What needs to be done.
Reproduce the listing that follows with no differences at all.
↓↓↓
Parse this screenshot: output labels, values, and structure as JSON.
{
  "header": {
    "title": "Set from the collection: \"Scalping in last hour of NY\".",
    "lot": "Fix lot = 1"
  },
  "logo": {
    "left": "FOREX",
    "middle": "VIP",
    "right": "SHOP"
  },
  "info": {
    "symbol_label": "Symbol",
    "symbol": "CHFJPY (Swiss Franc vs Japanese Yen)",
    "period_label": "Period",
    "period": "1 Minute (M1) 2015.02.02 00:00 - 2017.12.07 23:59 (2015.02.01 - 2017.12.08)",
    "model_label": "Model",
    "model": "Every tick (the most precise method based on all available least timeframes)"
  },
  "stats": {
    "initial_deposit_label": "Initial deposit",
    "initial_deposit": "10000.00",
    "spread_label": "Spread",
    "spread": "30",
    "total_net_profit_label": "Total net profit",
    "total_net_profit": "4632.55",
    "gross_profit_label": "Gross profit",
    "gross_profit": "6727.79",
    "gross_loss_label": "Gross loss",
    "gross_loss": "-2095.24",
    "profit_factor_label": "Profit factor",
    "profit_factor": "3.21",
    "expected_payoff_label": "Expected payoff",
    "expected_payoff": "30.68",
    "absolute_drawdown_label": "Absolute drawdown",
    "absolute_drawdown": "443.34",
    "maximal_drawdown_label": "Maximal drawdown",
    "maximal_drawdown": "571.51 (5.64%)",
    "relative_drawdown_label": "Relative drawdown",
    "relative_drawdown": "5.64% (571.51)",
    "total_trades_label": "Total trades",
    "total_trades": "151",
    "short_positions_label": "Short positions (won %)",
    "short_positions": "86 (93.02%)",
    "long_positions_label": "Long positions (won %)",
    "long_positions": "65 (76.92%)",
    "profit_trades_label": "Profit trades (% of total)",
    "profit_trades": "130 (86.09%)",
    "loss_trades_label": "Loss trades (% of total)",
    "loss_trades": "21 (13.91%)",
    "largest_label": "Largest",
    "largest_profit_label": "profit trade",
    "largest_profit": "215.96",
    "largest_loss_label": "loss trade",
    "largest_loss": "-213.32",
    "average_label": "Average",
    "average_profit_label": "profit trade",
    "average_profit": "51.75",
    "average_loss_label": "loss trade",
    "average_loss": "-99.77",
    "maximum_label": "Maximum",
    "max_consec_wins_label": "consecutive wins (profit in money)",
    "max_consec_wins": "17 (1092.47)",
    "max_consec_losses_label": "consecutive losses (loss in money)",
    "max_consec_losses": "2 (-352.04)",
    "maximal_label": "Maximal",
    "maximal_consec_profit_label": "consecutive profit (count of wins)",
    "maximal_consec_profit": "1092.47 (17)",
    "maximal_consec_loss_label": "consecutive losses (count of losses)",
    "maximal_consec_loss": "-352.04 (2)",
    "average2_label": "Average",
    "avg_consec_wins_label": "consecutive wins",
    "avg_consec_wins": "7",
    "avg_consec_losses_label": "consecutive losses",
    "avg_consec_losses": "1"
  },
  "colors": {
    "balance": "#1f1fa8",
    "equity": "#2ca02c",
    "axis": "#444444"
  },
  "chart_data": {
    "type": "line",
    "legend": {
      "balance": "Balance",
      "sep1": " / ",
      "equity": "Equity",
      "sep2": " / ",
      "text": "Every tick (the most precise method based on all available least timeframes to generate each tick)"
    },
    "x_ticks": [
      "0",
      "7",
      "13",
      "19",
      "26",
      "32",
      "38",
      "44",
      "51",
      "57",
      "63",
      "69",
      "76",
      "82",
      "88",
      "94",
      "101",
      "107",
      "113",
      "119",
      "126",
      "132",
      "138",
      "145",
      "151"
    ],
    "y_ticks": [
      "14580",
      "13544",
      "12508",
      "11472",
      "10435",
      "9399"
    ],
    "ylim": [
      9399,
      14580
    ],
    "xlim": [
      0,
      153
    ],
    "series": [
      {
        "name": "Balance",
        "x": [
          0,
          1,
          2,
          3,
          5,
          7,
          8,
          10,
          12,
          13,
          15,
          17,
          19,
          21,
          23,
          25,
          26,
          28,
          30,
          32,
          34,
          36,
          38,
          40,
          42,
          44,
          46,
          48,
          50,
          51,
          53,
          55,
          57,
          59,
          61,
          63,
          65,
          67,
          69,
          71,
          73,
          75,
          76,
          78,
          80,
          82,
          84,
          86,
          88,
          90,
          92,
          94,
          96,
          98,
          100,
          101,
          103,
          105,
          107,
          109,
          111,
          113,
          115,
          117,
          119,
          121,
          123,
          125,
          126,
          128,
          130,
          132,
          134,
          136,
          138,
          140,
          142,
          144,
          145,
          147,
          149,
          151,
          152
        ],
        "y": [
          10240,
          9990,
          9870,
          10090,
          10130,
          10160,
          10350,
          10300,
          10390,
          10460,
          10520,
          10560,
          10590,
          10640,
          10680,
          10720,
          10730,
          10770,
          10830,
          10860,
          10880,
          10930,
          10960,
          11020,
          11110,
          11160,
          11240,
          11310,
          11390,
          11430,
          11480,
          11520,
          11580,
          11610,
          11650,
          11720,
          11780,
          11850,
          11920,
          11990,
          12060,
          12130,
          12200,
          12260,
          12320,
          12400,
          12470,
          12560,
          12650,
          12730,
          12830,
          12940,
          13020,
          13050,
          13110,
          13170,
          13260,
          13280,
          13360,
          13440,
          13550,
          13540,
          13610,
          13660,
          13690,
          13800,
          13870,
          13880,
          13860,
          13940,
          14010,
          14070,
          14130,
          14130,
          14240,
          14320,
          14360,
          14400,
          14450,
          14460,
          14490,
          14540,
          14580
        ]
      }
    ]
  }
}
↑↑↑
Exercise answer.
Parse this screenshot: output labels, values, and structure as JSON.
{
  "header": {
    "title": "Set from the collection: \"Scalping in last hour of NY\".",
    "lot": "Fix lot = 1"
  },
  "logo": {
    "left": "FOREX",
    "middle": "VIP",
    "right": "SHOP"
  },
  "info": {
    "symbol_label": "Symbol",
    "symbol": "CHFJPY (Swiss Franc vs Japanese Yen)",
    "period_label": "Period",
    "period": "1 Minute (M1) 2015.02.02 00:00 - 2017.12.07 23:59 (2015.02.01 - 2017.12.08)",
    "model_label": "Model",
    "model": "Every tick (the most precise method based on all available least timeframes)"
  },
  "stats": {
    "initial_deposit_label": "Initial deposit",
    "initial_deposit": "10000.00",
    "spread_label": "Spread",
    "spread": "30",
    "total_net_profit_label": "Total net profit",
    "total_net_profit": "4632.55",
    "gross_profit_label": "Gross profit",
    "gross_profit": "6727.79",
    "gross_loss_label": "Gross loss",
    "gross_loss": "-2095.24",
    "profit_factor_label": "Profit factor",
    "profit_factor": "3.21",
    "expected_payoff_label": "Expected payoff",
    "expected_payoff": "30.68",
    "absolute_drawdown_label": "Absolute drawdown",
    "absolute_drawdown": "443.34",
    "maximal_drawdown_label": "Maximal drawdown",
    "maximal_drawdown": "571.51 (5.64%)",
    "relative_drawdown_label": "Relative drawdown",
    "relative_drawdown": "5.64% (571.51)",
    "total_trades_label": "Total trades",
    "total_trades": "151",
    "short_positions_label": "Short positions (won %)",
    "short_positions": "86 (93.02%)",
    "long_positions_label": "Long positions (won %)",
    "long_positions": "65 (76.92%)",
    "profit_trades_label": "Profit trades (% of total)",
    "profit_trades": "130 (86.09%)",
    "loss_trades_label": "Loss trades (% of total)",
    "loss_trades": "21 (13.91%)",
    "largest_label": "Largest",
    "largest_profit_label": "profit trade",
    "largest_profit": "215.96",
    "largest_loss_label": "loss trade",
    "largest_loss": "-213.32",
    "average_label": "Average",
    "average_profit_label": "profit trade",
    "average_profit": "51.75",
    "average_loss_label": "loss trade",
    "average_loss": "-99.77",
    "maximum_label": "Maximum",
    "max_consec_wins_label": "consecutive wins (profit in money)",
    "max_consec_wins": "17 (1092.47)",
    "max_consec_losses_label": "consecutive losses (loss in money)",
    "max_consec_losses": "2 (-352.04)",
    "maximal_label": "Maximal",
    "maximal_consec_profit_label": "consecutive profit (count of wins)",
    "maximal_consec_profit": "1092.47 (17)",
    "maximal_consec_loss_label": "consecutive losses (count of losses)",
    "maximal_consec_loss": "-352.04 (2)",
    "average2_label": "Average",
    "avg_consec_wins_label": "consecutive wins",
    "avg_consec_wins": "7",
    "avg_consec_losses_label": "consecutive losses",
    "avg_consec_losses": "1"
  },
  "colors": {
    "balance": "#1f1fa8",
    "equity": "#2ca02c",
    "axis": "#444444"
  },
  "chart_data": {
    "type": "line",
    "legend": {
      "balance": "Balance",
      "sep1": " / ",
      "equity": "Equity",
      "sep2": " / ",
      "text": "Every tick (the most precise method based on all available least timeframes to generate each tick)"
    },
    "x_ticks": [
      "0",
      "7",
      "13",
      "19",
      "26",
      "32",
      "38",
      "44",
      "51",
      "57",
      "63",
      "69",
      "76",
      "82",
      "88",
      "94",
      "101",
      "107",
      "113",
      "119",
      "126",
      "132",
      "138",
      "145",
      "151"
    ],
    "y_ticks": [
      "14580",
      "13544",
      "12508",
      "11472",
      "10435",
      "9399"
    ],
    "ylim": [
      9399,
      14580
    ],
    "xlim": [
      0,
      153
    ],
    "series": [
      {
        "name": "Balance",
        "x": [
          0,
          1,
          2,
          3,
          5,
          7,
          8,
          10,
          12,
          13,
          15,
          17,
          19,
          21,
          23,
          25,
          26,
          28,
          30,
          32,
          34,
          36,
          38,
          40,
          42,
          44,
          46,
          48,
          50,
          51,
          53,
          55,
          57,
          59,
          61,
          63,
          65,
          67,
          69,
          71,
          73,
          75,
          76,
          78,
          80,
          82,
          84,
          86,
          88,
          90,
          92,
          94,
          96,
          98,
          100,
          101,
          103,
          105,
          107,
          109,
          111,
          113,
          115,
          117,
          119,
          121,
          123,
          125,
          126,
          128,
          130,
          132,
          134,
          136,
          138,
          140,
          142,
          144,
          145,
          147,
          149,
          151,
          152
        ],
        "y": [
          10240,
          9990,
          9870,
          10090,
          10130,
          10160,
          10350,
          10300,
          10390,
          10460,
          10520,
          10560,
          10590,
          10640,
          10680,
          10720,
          10730,
          10770,
          10830,
          10860,
          10880,
          10930,
          10960,
          11020,
          11110,
          11160,
          11240,
          11310,
          11390,
          11430,
          11480,
          11520,
          11580,
          11610,
          11650,
          11720,
          11780,
          11850,
          11920,
          11990,
          12060,
          12130,
          12200,
          12260,
          12320,
          12400,
          12470,
          12560,
          12650,
          12730,
          12830,
          12940,
          13020,
          13050,
          13110,
          13170,
          13260,
          13280,
          13360,
          13440,
          13550,
          13540,
          13610,
          13660,
          13690,
          13800,
          13870,
          13880,
          13860,
          13940,
          14010,
          14070,
          14130,
          14130,
          14240,
          14320,
          14360,
          14400,
          14450,
          14460,
          14490,
          14540,
          14580
        ]
      }
    ]
  }
}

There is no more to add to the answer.